◆ **Exercise prompt**: Echo these entries back line for line, without altering any character. Omit the picture markers from your reply.

◆ **Stored data entries**:
========================
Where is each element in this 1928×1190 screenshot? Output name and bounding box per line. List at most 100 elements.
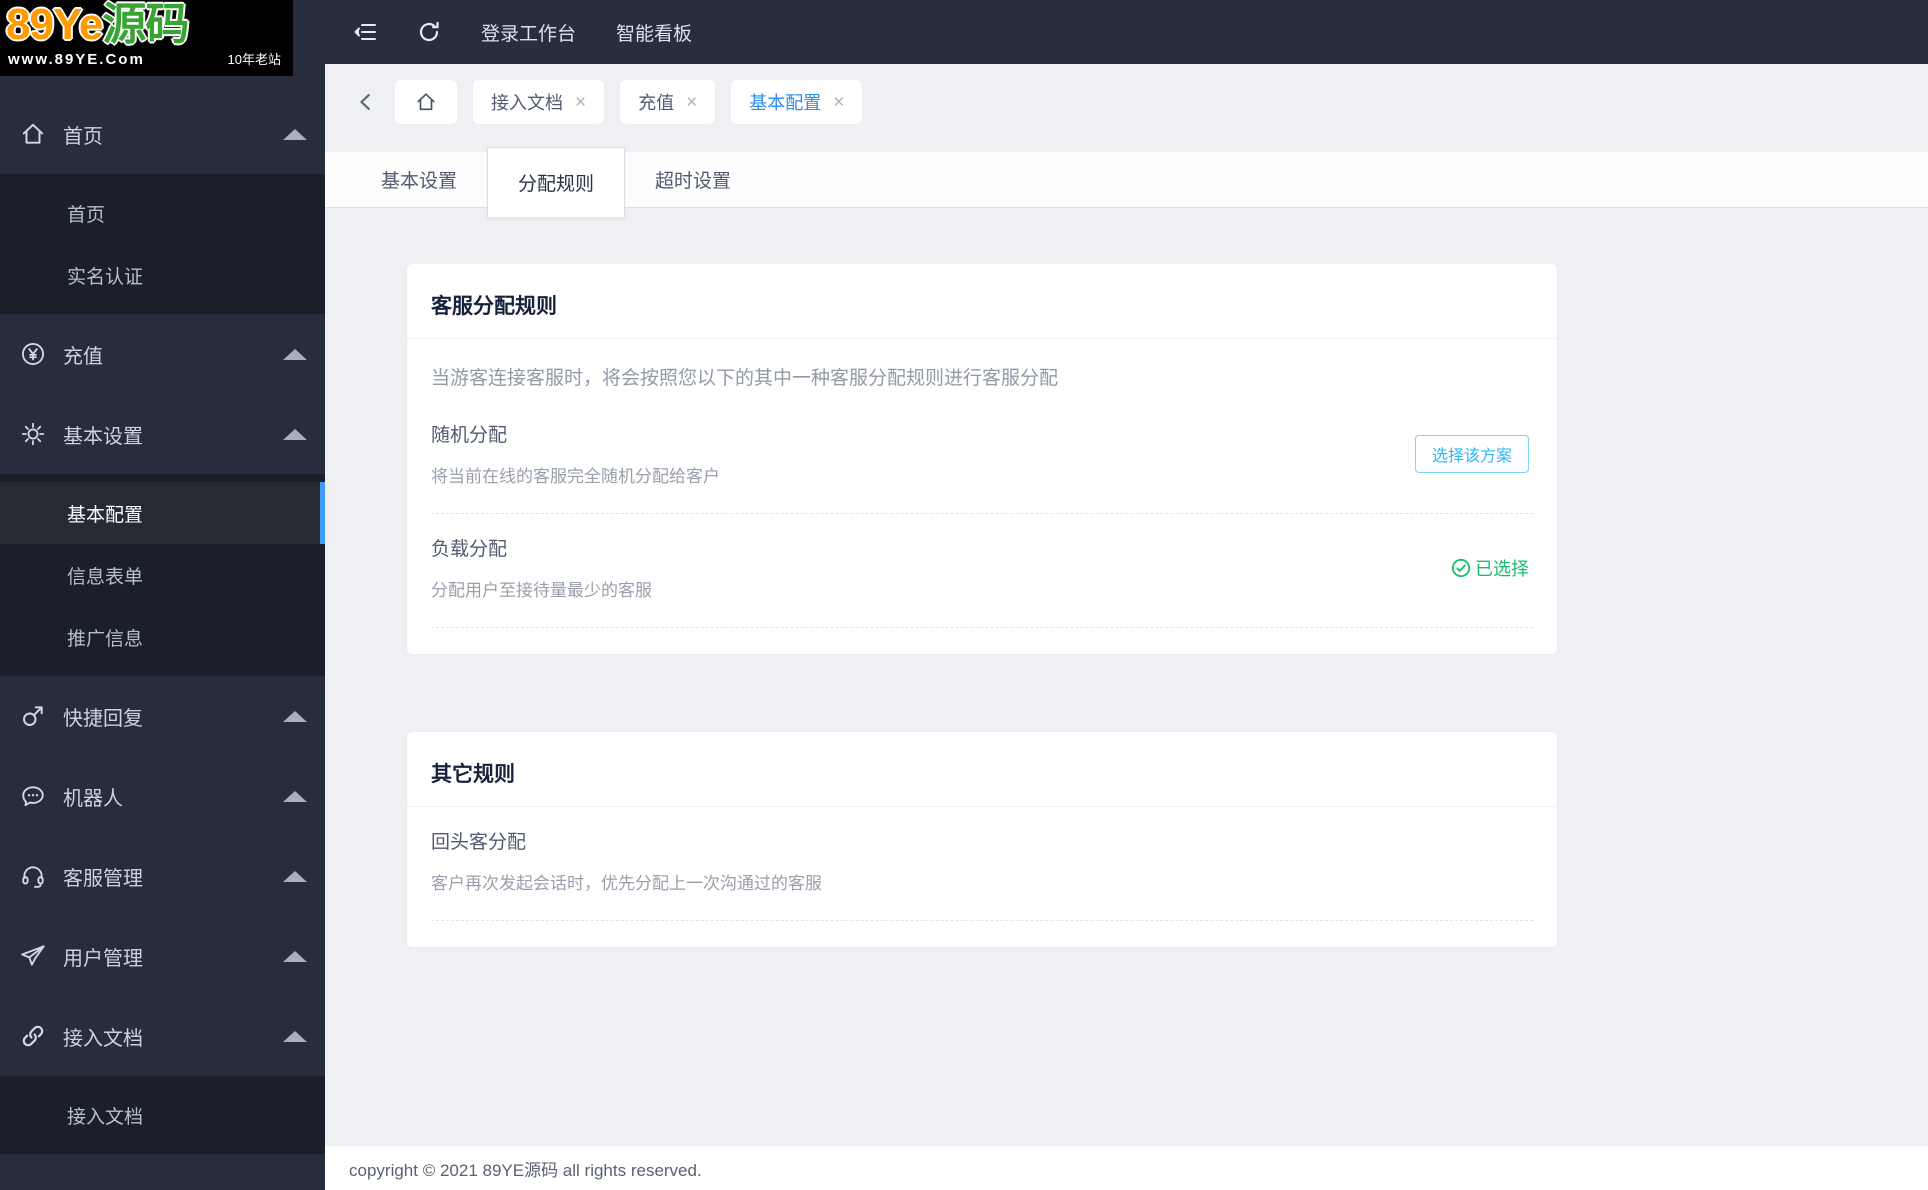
card-title: 客服分配规则: [407, 264, 1557, 339]
tab-allocation-rules[interactable]: 分配规则: [487, 146, 626, 217]
chevron-up-icon: [283, 790, 307, 802]
copyright-text: copyright © 2021 89YE源码 all rights reser…: [349, 1160, 702, 1180]
sidebar-submenu-access-docs: 接入文档: [0, 1076, 325, 1154]
main-area: 登录工作台 智能看板 接入文档 × 充值 × 基本配置 × 基本设置 分配规则 …: [325, 0, 1928, 1190]
breadcrumb-home-chip[interactable]: [395, 80, 457, 124]
sidebar-item-quick-reply[interactable]: 快捷回复: [0, 676, 325, 756]
tab-timeout-settings[interactable]: 超时设置: [625, 152, 761, 207]
sidebar-subitem-label: 推广信息: [67, 628, 144, 650]
sidebar-item-home[interactable]: 首页: [0, 94, 325, 174]
sidebar-subitem-label: 信息表单: [67, 566, 144, 588]
rule-name: 回头客分配: [431, 832, 527, 853]
sidebar-subitem-label: 接入文档: [67, 1106, 144, 1128]
breadcrumb-chip-label: 接入文档: [491, 93, 563, 113]
rule-name: 随机分配: [431, 425, 508, 446]
brand-name: 89Ye: [6, 0, 103, 49]
selected-status: 已选择: [1451, 555, 1529, 581]
sidebar-item-user-management[interactable]: 用户管理: [0, 916, 325, 996]
sidebar-submenu-home: 首页 实名认证: [0, 174, 325, 314]
chevron-up-icon: [283, 870, 307, 882]
tab-label: 超时设置: [655, 171, 732, 192]
sidebar-subitem-label: 基本配置: [67, 504, 144, 526]
brand-logo-text: 89Ye源码: [6, 1, 285, 49]
sidebar-item-recharge[interactable]: 充值: [0, 314, 325, 394]
collapse-sidebar-icon[interactable]: [353, 20, 377, 44]
rule-option-returning-customer: 回头客分配 客户再次发起会话时，优先分配上一次沟通过的客服: [431, 807, 1533, 921]
home-icon: [417, 93, 435, 111]
top-bar: 登录工作台 智能看板: [325, 0, 1928, 64]
chevron-up-icon: [283, 710, 307, 722]
toggle-knob: [1499, 864, 1525, 891]
chevron-up-icon: [283, 348, 307, 360]
brand-tagline: 10年老站: [227, 52, 281, 67]
breadcrumb-tab-row: 接入文档 × 充值 × 基本配置 ×: [325, 64, 1928, 152]
sidebar-item-label: 接入文档: [63, 1027, 143, 1050]
close-icon[interactable]: ×: [575, 93, 586, 112]
sidebar-item-label: 客服管理: [63, 867, 143, 890]
chevron-up-icon: [283, 950, 307, 962]
tab-label: 分配规则: [518, 173, 595, 195]
sidebar: 89Ye源码 www.89YE.Com 10年老站 首页 首页 实名认证 充值 …: [0, 0, 325, 1190]
headset-icon: [20, 863, 46, 889]
sidebar-subitem-promo-info[interactable]: 推广信息: [0, 606, 325, 668]
sidebar-item-label: 快捷回复: [63, 707, 143, 730]
app-window: 89Ye源码 www.89YE.Com 10年老站 首页 首页 实名认证 充值 …: [0, 0, 1928, 1190]
sidebar-item-label: 充值: [63, 345, 103, 368]
sidebar-subitem-label: 实名认证: [67, 266, 144, 288]
footer: copyright © 2021 89YE源码 all rights reser…: [325, 1146, 1928, 1190]
sidebar-submenu-basic-settings: 基本配置 信息表单 推广信息: [0, 474, 325, 676]
sidebar-subitem-basic-config[interactable]: 基本配置: [0, 482, 325, 544]
sidebar-subitem-home[interactable]: 首页: [0, 182, 325, 244]
sidebar-item-basic-settings[interactable]: 基本设置: [0, 394, 325, 474]
brand-logo: 89Ye源码 www.89YE.Com 10年老站: [0, 0, 293, 76]
sidebar-subitem-realname[interactable]: 实名认证: [0, 244, 325, 306]
sidebar-item-label: 用户管理: [63, 947, 143, 970]
breadcrumb-chip-access-docs[interactable]: 接入文档 ×: [473, 80, 605, 124]
sidebar-subitem-access-docs[interactable]: 接入文档: [0, 1084, 325, 1146]
home-icon: [20, 121, 46, 147]
topnav-dashboard[interactable]: 智能看板: [616, 19, 692, 46]
mars-icon: [20, 703, 46, 729]
content-area: 客服分配规则 当游客连接客服时，将会按照您以下的其中一种客服分配规则进行客服分配…: [325, 208, 1928, 1146]
sidebar-item-agent-management[interactable]: 客服管理: [0, 836, 325, 916]
choose-plan-button[interactable]: 选择该方案: [1414, 434, 1529, 473]
breadcrumb-chip-label: 基本配置: [749, 93, 822, 113]
link-icon: [20, 1023, 46, 1049]
paper-plane-icon: [20, 943, 46, 969]
brand-suffix: 源码: [102, 0, 189, 49]
selected-label: 已选择: [1475, 558, 1529, 579]
breadcrumb-chip-recharge[interactable]: 充值 ×: [620, 80, 716, 124]
rule-description: 客户再次发起会话时，优先分配上一次沟通过的客服: [431, 874, 822, 893]
sidebar-subitem-info-form[interactable]: 信息表单: [0, 544, 325, 606]
topnav-workbench[interactable]: 登录工作台: [481, 19, 576, 46]
allocation-rules-card: 客服分配规则 当游客连接客服时，将会按照您以下的其中一种客服分配规则进行客服分配…: [406, 263, 1558, 655]
other-rules-card: 其它规则 回头客分配 客户再次发起会话时，优先分配上一次沟通过的客服: [406, 731, 1558, 948]
refresh-icon[interactable]: [417, 20, 441, 44]
chevron-up-icon: [283, 428, 307, 440]
chevron-up-icon: [283, 128, 307, 140]
rule-name: 负载分配: [431, 539, 508, 560]
sidebar-item-label: 机器人: [63, 787, 123, 810]
chevron-up-icon: [283, 1030, 307, 1042]
breadcrumb-chip-label: 充值: [638, 93, 675, 113]
card-title: 其它规则: [407, 732, 1557, 807]
back-icon[interactable]: [353, 80, 379, 124]
tab-label: 基本设置: [381, 171, 458, 192]
close-icon[interactable]: ×: [686, 93, 697, 112]
robot-chat-icon: [20, 783, 46, 809]
rule-option-random: 随机分配 将当前在线的客服完全随机分配给客户 选择该方案: [431, 400, 1533, 514]
sidebar-item-label: 首页: [63, 125, 103, 148]
card-description: 当游客连接客服时，将会按照您以下的其中一种客服分配规则进行客服分配: [431, 368, 1059, 389]
sidebar-item-label: 基本设置: [63, 425, 143, 448]
breadcrumb-chip-basic-config[interactable]: 基本配置 ×: [731, 80, 863, 124]
rule-option-load-balance: 负载分配 分配用户至接待量最少的客服 已选择: [431, 514, 1533, 628]
rule-description: 将当前在线的客服完全随机分配给客户: [431, 467, 720, 486]
sidebar-menu: 首页 首页 实名认证 充值 基本设置 基本配置 信息表单 推广信息 快捷回复 机…: [0, 76, 325, 1190]
sidebar-item-robot[interactable]: 机器人: [0, 756, 325, 836]
sidebar-item-access-docs[interactable]: 接入文档: [0, 996, 325, 1076]
yen-circle-icon: [20, 341, 46, 367]
check-circle-icon: [1451, 558, 1471, 577]
tab-basic-settings[interactable]: 基本设置: [351, 152, 487, 207]
close-icon[interactable]: ×: [833, 93, 844, 112]
settings-tab-bar: 基本设置 分配规则 超时设置: [325, 146, 1928, 217]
========================
◆ **Solved problem**:
Where is each element in this 1928×1190 screenshot? Output name and bounding box per line. List at most 100 elements.
card-title: 客服分配规则: [407, 264, 1557, 339]
tab-allocation-rules[interactable]: 分配规则: [487, 146, 626, 217]
chevron-up-icon: [283, 790, 307, 802]
copyright-text: copyright © 2021 89YE源码 all rights reser…: [349, 1160, 702, 1180]
sidebar-submenu-access-docs: 接入文档: [0, 1076, 325, 1154]
main-area: 登录工作台 智能看板 接入文档 × 充值 × 基本配置 × 基本设置 分配规则 …: [325, 0, 1928, 1190]
breadcrumb-home-chip[interactable]: [395, 80, 457, 124]
sidebar-item-quick-reply[interactable]: 快捷回复: [0, 676, 325, 756]
tab-timeout-settings[interactable]: 超时设置: [625, 152, 761, 207]
sidebar-subitem-label: 推广信息: [67, 628, 144, 650]
sidebar-item-home[interactable]: 首页: [0, 94, 325, 174]
sidebar-subitem-label: 信息表单: [67, 566, 144, 588]
rule-name: 回头客分配: [431, 832, 527, 853]
sidebar-subitem-label: 接入文档: [67, 1106, 144, 1128]
breadcrumb-chip-label: 接入文档: [491, 93, 563, 113]
rule-name: 随机分配: [431, 425, 508, 446]
brand-name: 89Ye: [6, 0, 103, 49]
selected-status: 已选择: [1451, 555, 1529, 581]
sidebar-item-user-management[interactable]: 用户管理: [0, 916, 325, 996]
sidebar-submenu-home: 首页 实名认证: [0, 174, 325, 314]
chevron-up-icon: [283, 870, 307, 882]
tab-label: 超时设置: [655, 171, 732, 192]
sidebar-subitem-label: 基本配置: [67, 504, 144, 526]
brand-logo-text: 89Ye源码: [6, 1, 285, 49]
sidebar-item-recharge[interactable]: 充值: [0, 314, 325, 394]
collapse-sidebar-icon[interactable]: [353, 20, 377, 44]
rule-option-returning-customer: 回头客分配 客户再次发起会话时，优先分配上一次沟通过的客服: [431, 807, 1533, 921]
home-icon: [417, 93, 435, 111]
top-bar: 登录工作台 智能看板: [325, 0, 1928, 64]
chevron-up-icon: [283, 710, 307, 722]
toggle-knob: [1499, 864, 1525, 891]
chevron-up-icon: [283, 348, 307, 360]
brand-tagline: 10年老站: [227, 52, 281, 67]
breadcrumb-tab-row: 接入文档 × 充值 × 基本配置 ×: [325, 64, 1928, 152]
sidebar-item-label: 接入文档: [63, 1027, 143, 1050]
close-icon[interactable]: ×: [575, 93, 586, 112]
sidebar-item-label: 客服管理: [63, 867, 143, 890]
chevron-up-icon: [283, 950, 307, 962]
tab-label: 分配规则: [518, 173, 595, 195]
sidebar: 89Ye源码 www.89YE.Com 10年老站 首页 首页 实名认证 充值 …: [0, 0, 325, 1190]
headset-icon: [20, 863, 46, 889]
sidebar-subitem-promo-info[interactable]: 推广信息: [0, 606, 325, 668]
sidebar-item-label: 快捷回复: [63, 707, 143, 730]
app-window: 89Ye源码 www.89YE.Com 10年老站 首页 首页 实名认证 充值 …: [0, 0, 1928, 1190]
sidebar-item-label: 充值: [63, 345, 103, 368]
sidebar-subitem-label: 实名认证: [67, 266, 144, 288]
footer: copyright © 2021 89YE源码 all rights reser…: [325, 1146, 1928, 1190]
sidebar-submenu-basic-settings: 基本配置 信息表单 推广信息: [0, 474, 325, 676]
sidebar-subitem-basic-config[interactable]: 基本配置: [0, 482, 325, 544]
sidebar-subitem-home[interactable]: 首页: [0, 182, 325, 244]
sidebar-item-basic-settings[interactable]: 基本设置: [0, 394, 325, 474]
brand-logo: 89Ye源码 www.89YE.Com 10年老站: [0, 0, 293, 76]
sidebar-subitem-realname[interactable]: 实名认证: [0, 244, 325, 306]
sidebar-item-label: 用户管理: [63, 947, 143, 970]
breadcrumb-chip-access-docs[interactable]: 接入文档 ×: [473, 80, 605, 124]
sidebar-subitem-access-docs[interactable]: 接入文档: [0, 1084, 325, 1146]
home-icon: [20, 121, 46, 147]
topnav-dashboard[interactable]: 智能看板: [616, 19, 692, 46]
mars-icon: [20, 703, 46, 729]
content-area: 客服分配规则 当游客连接客服时，将会按照您以下的其中一种客服分配规则进行客服分配…: [325, 208, 1928, 1146]
sidebar-item-agent-management[interactable]: 客服管理: [0, 836, 325, 916]
choose-plan-button[interactable]: 选择该方案: [1414, 434, 1529, 473]
breadcrumb-chip-label: 基本配置: [749, 93, 822, 113]
link-icon: [20, 1023, 46, 1049]
paper-plane-icon: [20, 943, 46, 969]
brand-suffix: 源码: [102, 0, 189, 49]
selected-label: 已选择: [1475, 558, 1529, 579]
breadcrumb-chip-recharge[interactable]: 充值 ×: [620, 80, 716, 124]
rule-description: 客户再次发起会话时，优先分配上一次沟通过的客服: [431, 874, 822, 893]
sidebar-subitem-info-form[interactable]: 信息表单: [0, 544, 325, 606]
topnav-workbench[interactable]: 登录工作台: [481, 19, 576, 46]
allocation-rules-card: 客服分配规则 当游客连接客服时，将会按照您以下的其中一种客服分配规则进行客服分配…: [406, 263, 1558, 655]
other-rules-card: 其它规则 回头客分配 客户再次发起会话时，优先分配上一次沟通过的客服: [406, 731, 1558, 948]
refresh-icon[interactable]: [417, 20, 441, 44]
chevron-up-icon: [283, 428, 307, 440]
chevron-up-icon: [283, 128, 307, 140]
rule-name: 负载分配: [431, 539, 508, 560]
sidebar-item-label: 机器人: [63, 787, 123, 810]
chevron-up-icon: [283, 1030, 307, 1042]
breadcrumb-chip-label: 充值: [638, 93, 675, 113]
card-title: 其它规则: [407, 732, 1557, 807]
back-icon[interactable]: [353, 80, 379, 124]
tab-label: 基本设置: [381, 171, 458, 192]
close-icon[interactable]: ×: [686, 93, 697, 112]
robot-chat-icon: [20, 783, 46, 809]
rule-option-random: 随机分配 将当前在线的客服完全随机分配给客户 选择该方案: [431, 400, 1533, 514]
sidebar-item-label: 首页: [63, 125, 103, 148]
card-description: 当游客连接客服时，将会按照您以下的其中一种客服分配规则进行客服分配: [431, 368, 1059, 389]
sidebar-item-label: 基本设置: [63, 425, 143, 448]
breadcrumb-chip-basic-config[interactable]: 基本配置 ×: [731, 80, 863, 124]
rule-option-load-balance: 负载分配 分配用户至接待量最少的客服 已选择: [431, 514, 1533, 628]
rule-description: 将当前在线的客服完全随机分配给客户: [431, 467, 720, 486]
sidebar-menu: 首页 首页 实名认证 充值 基本设置 基本配置 信息表单 推广信息 快捷回复 机…: [0, 76, 325, 1190]
sidebar-item-robot[interactable]: 机器人: [0, 756, 325, 836]
sidebar-item-access-docs[interactable]: 接入文档: [0, 996, 325, 1076]
yen-circle-icon: [20, 341, 46, 367]
check-circle-icon: [1451, 558, 1471, 577]
tab-basic-settings[interactable]: 基本设置: [351, 152, 487, 207]
close-icon[interactable]: ×: [833, 93, 844, 112]
settings-tab-bar: 基本设置 分配规则 超时设置: [325, 146, 1928, 217]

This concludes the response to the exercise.